SET TASK: Check the listing below for lines that hold "Допуски". How many are there? Please give only the number.

MATERIAL TO PROCESS:
-=-=-=-=-

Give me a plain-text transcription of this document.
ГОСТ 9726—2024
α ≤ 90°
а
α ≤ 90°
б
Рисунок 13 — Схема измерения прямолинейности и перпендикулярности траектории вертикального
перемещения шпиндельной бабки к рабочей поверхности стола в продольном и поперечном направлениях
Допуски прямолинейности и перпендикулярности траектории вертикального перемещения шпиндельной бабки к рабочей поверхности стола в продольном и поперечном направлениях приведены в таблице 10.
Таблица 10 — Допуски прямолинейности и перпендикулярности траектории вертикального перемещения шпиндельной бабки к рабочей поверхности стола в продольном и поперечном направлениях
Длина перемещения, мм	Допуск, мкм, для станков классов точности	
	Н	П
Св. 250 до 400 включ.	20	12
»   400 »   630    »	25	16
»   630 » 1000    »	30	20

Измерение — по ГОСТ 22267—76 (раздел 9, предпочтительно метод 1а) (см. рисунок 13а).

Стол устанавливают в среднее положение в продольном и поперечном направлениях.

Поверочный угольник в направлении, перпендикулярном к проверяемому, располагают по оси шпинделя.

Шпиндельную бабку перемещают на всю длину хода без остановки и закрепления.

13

-=-=-=-=-

SOLUTION TO THIS EXERCISE: 2